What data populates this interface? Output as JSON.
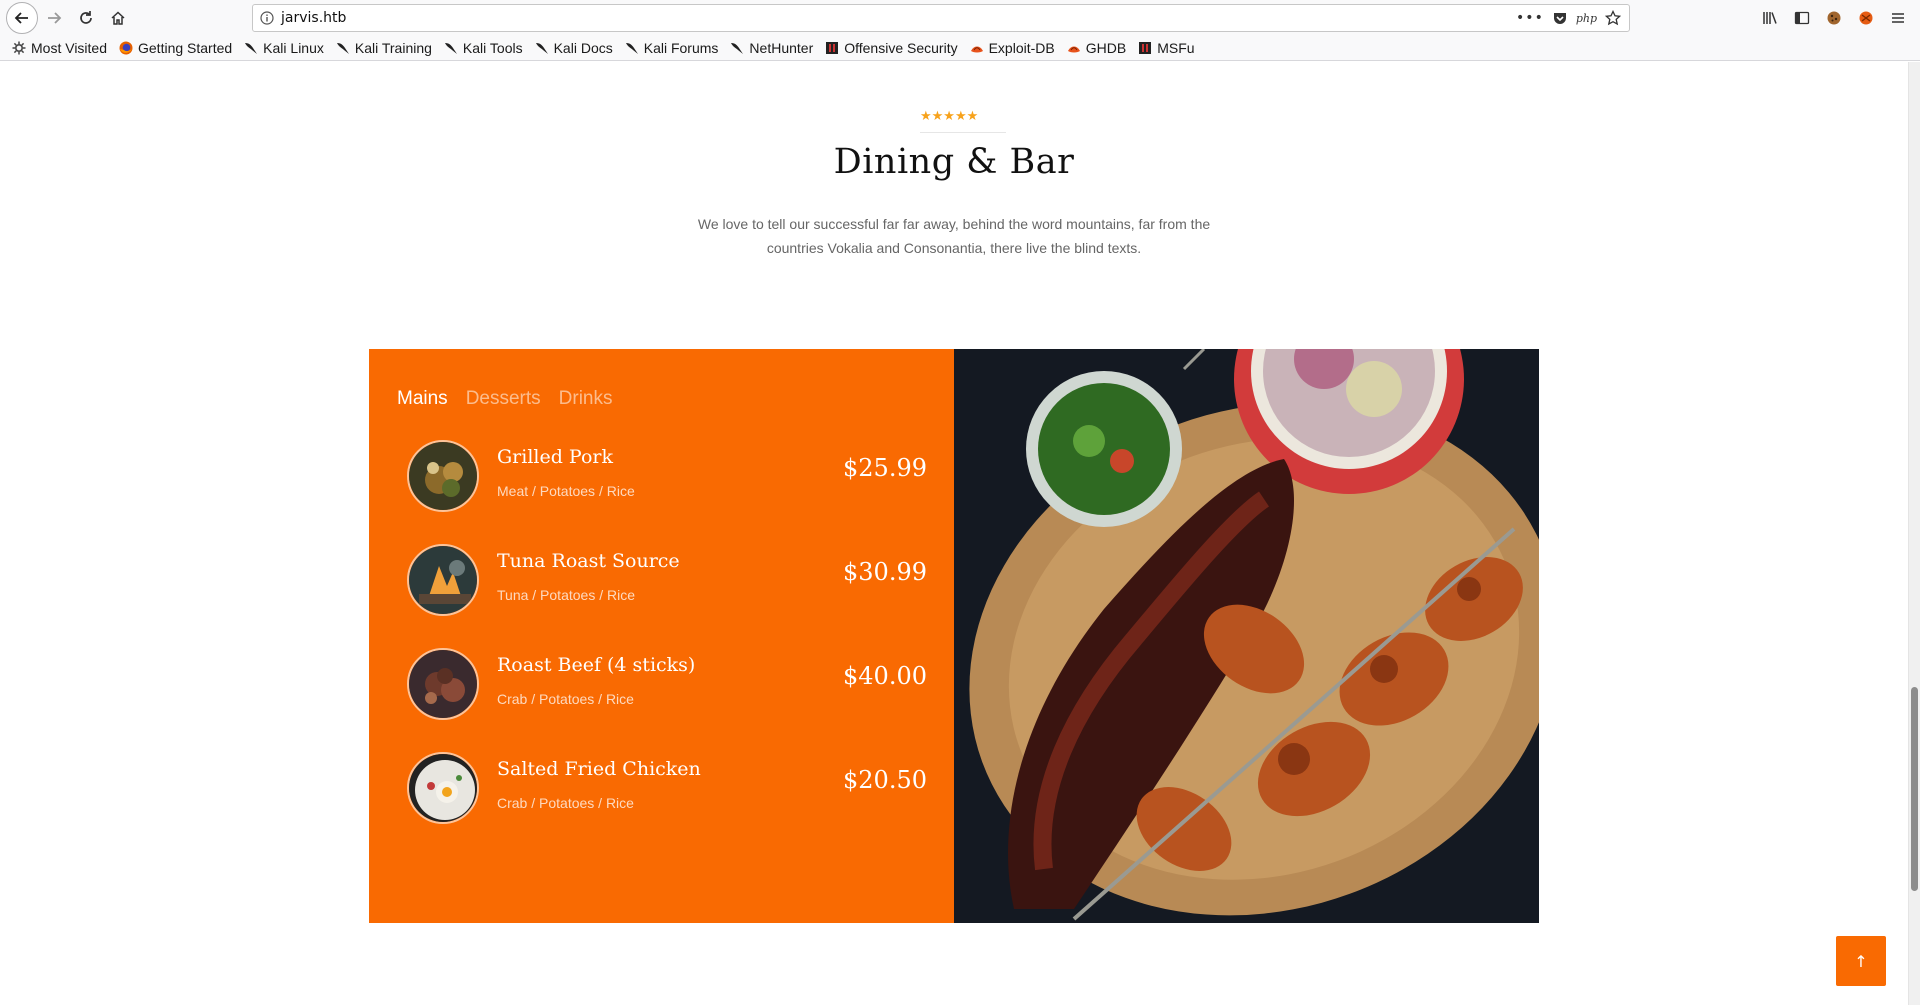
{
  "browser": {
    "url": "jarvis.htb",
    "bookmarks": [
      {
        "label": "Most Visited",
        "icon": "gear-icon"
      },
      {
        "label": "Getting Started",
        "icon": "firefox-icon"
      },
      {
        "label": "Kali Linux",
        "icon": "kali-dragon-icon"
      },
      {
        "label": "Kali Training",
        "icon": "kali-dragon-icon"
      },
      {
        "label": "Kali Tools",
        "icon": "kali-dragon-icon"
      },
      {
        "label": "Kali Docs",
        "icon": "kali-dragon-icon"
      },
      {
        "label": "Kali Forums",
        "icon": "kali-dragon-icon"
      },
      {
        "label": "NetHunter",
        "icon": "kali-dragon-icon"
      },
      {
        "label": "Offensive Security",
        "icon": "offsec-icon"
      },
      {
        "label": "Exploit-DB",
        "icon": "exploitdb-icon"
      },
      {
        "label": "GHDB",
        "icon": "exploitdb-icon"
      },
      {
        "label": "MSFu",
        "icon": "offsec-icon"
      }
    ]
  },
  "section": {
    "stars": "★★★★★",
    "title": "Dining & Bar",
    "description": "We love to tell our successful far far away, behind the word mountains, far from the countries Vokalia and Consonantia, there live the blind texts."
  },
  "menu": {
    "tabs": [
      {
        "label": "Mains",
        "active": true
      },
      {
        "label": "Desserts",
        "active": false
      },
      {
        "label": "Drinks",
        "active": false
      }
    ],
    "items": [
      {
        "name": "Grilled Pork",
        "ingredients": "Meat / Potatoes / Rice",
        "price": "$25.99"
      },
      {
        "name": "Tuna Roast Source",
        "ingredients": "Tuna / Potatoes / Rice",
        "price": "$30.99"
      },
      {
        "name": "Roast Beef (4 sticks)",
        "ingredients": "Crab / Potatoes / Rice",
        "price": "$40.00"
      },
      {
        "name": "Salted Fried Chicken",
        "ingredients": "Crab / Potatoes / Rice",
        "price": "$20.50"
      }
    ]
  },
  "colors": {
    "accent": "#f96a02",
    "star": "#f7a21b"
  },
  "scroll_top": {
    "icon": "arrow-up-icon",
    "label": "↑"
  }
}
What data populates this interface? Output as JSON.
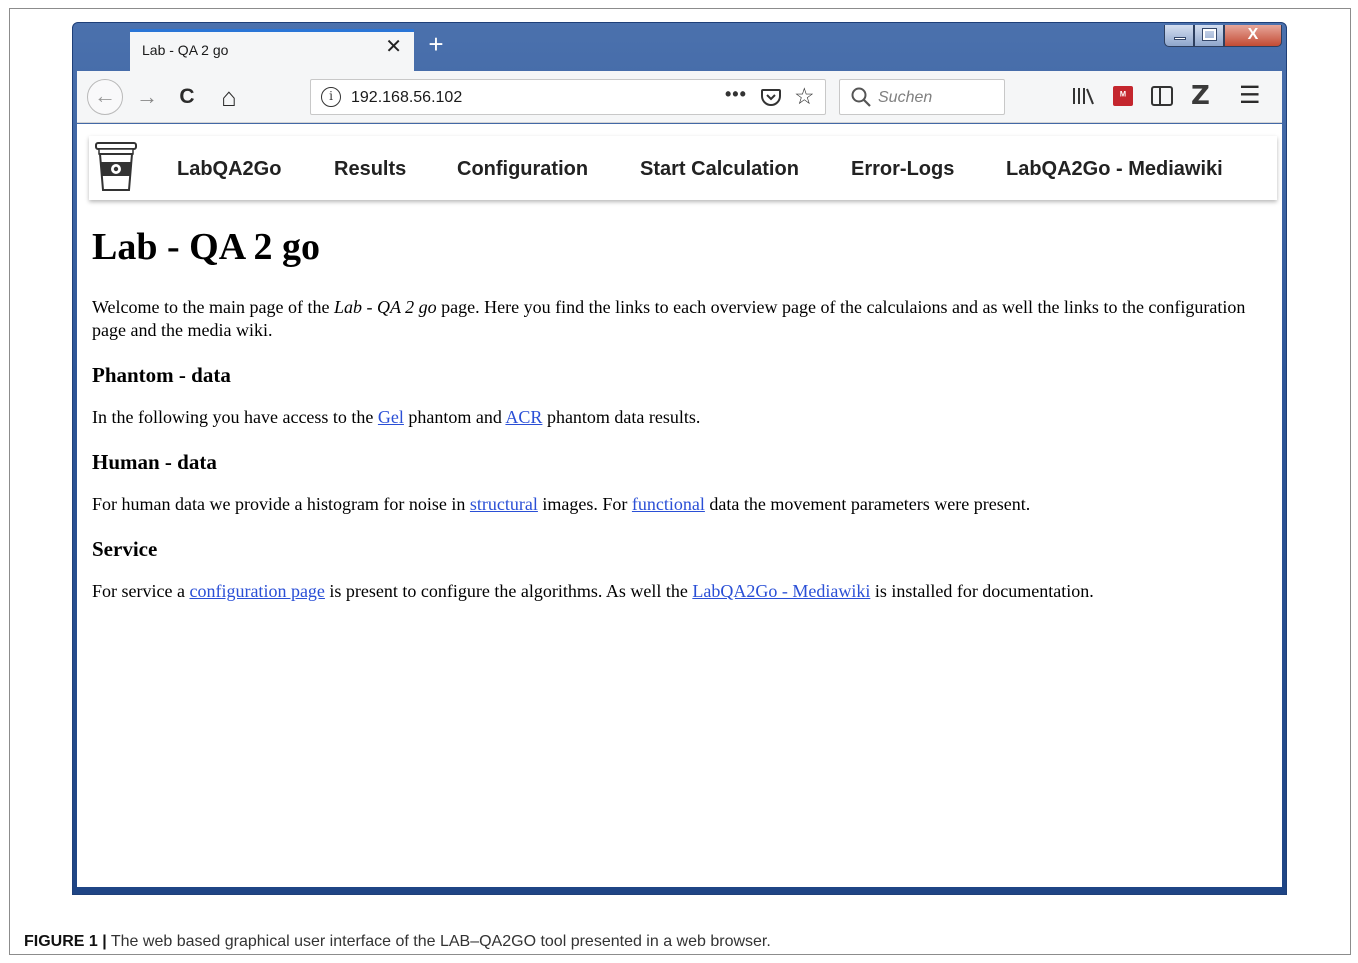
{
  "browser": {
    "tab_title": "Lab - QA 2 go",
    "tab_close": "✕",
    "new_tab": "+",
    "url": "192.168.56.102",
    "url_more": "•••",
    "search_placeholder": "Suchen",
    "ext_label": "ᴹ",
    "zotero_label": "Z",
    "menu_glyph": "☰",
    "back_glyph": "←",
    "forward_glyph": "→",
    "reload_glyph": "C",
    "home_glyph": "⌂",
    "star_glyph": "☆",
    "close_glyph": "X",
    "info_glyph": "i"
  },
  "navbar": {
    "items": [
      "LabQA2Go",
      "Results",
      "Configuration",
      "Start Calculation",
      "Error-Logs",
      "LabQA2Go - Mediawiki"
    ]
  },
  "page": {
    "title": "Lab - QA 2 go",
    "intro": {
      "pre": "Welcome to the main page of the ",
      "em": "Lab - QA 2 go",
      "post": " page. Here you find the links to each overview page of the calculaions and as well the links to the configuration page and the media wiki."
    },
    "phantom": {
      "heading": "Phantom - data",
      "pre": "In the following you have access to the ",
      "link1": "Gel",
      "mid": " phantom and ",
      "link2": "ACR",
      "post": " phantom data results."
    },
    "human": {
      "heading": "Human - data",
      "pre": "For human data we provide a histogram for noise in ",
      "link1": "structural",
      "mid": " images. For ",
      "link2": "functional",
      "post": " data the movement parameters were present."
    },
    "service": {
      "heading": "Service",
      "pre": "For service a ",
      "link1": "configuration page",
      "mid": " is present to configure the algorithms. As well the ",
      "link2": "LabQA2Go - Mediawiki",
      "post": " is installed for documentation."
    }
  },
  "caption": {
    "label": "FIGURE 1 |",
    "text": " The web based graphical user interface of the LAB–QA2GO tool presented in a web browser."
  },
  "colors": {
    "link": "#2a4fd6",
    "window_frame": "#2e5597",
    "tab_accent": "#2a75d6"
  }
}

* * * * * * *

● **WHAT YOU NEED TO DO**: Scan the lines above for "heading", then copy every one that has it.

● **TASK SOLUTION**:
      "heading": "Phantom - data",
      "heading": "Human - data",
      "heading": "Service",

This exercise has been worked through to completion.